Exercise goal - Restate the full set of records exactly, word for word.

Figure contents as structured data:
- - -

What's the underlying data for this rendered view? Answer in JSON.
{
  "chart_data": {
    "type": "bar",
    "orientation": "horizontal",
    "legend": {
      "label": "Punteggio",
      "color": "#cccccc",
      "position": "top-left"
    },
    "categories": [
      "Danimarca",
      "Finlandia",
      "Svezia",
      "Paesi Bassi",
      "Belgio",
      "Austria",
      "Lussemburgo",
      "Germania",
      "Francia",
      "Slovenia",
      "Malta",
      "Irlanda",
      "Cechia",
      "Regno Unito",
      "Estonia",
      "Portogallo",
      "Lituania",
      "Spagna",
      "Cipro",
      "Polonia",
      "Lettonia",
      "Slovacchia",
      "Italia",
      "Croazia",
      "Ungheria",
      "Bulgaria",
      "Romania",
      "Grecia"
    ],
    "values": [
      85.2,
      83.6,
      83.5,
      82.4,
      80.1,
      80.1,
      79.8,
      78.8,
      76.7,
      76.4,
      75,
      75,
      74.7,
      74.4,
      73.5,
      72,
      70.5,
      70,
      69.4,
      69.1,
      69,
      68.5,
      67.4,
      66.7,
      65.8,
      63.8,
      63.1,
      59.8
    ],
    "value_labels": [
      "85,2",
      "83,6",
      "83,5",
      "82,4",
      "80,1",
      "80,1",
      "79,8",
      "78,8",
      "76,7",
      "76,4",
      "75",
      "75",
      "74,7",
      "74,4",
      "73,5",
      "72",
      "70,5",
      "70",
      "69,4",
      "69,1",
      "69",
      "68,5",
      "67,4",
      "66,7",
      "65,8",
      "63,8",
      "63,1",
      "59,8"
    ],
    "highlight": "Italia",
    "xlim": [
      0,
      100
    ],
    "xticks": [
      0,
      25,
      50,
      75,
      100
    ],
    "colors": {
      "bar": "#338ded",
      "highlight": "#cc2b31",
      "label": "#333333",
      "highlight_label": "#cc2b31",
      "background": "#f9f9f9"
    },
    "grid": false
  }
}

- - -

Result of the exercise -
What's the underlying data for this rendered view? Answer in JSON.
{
  "chart_data": {
    "type": "bar",
    "orientation": "horizontal",
    "legend": {
      "label": "Punteggio",
      "color": "#cccccc",
      "position": "top-left"
    },
    "categories": [
      "Danimarca",
      "Finlandia",
      "Svezia",
      "Paesi Bassi",
      "Belgio",
      "Austria",
      "Lussemburgo",
      "Germania",
      "Francia",
      "Slovenia",
      "Malta",
      "Irlanda",
      "Cechia",
      "Regno Unito",
      "Estonia",
      "Portogallo",
      "Lituania",
      "Spagna",
      "Cipro",
      "Polonia",
      "Lettonia",
      "Slovacchia",
      "Italia",
      "Croazia",
      "Ungheria",
      "Bulgaria",
      "Romania",
      "Grecia"
    ],
    "values": [
      85.2,
      83.6,
      83.5,
      82.4,
      80.1,
      80.1,
      79.8,
      78.8,
      76.7,
      76.4,
      75,
      75,
      74.7,
      74.4,
      73.5,
      72,
      70.5,
      70,
      69.4,
      69.1,
      69,
      68.5,
      67.4,
      66.7,
      65.8,
      63.8,
      63.1,
      59.8
    ],
    "value_labels": [
      "85,2",
      "83,6",
      "83,5",
      "82,4",
      "80,1",
      "80,1",
      "79,8",
      "78,8",
      "76,7",
      "76,4",
      "75",
      "75",
      "74,7",
      "74,4",
      "73,5",
      "72",
      "70,5",
      "70",
      "69,4",
      "69,1",
      "69",
      "68,5",
      "67,4",
      "66,7",
      "65,8",
      "63,8",
      "63,1",
      "59,8"
    ],
    "highlight": "Italia",
    "xlim": [
      0,
      100
    ],
    "xticks": [
      0,
      25,
      50,
      75,
      100
    ],
    "colors": {
      "bar": "#338ded",
      "highlight": "#cc2b31",
      "label": "#333333",
      "highlight_label": "#cc2b31",
      "background": "#f9f9f9"
    },
    "grid": false
  }
}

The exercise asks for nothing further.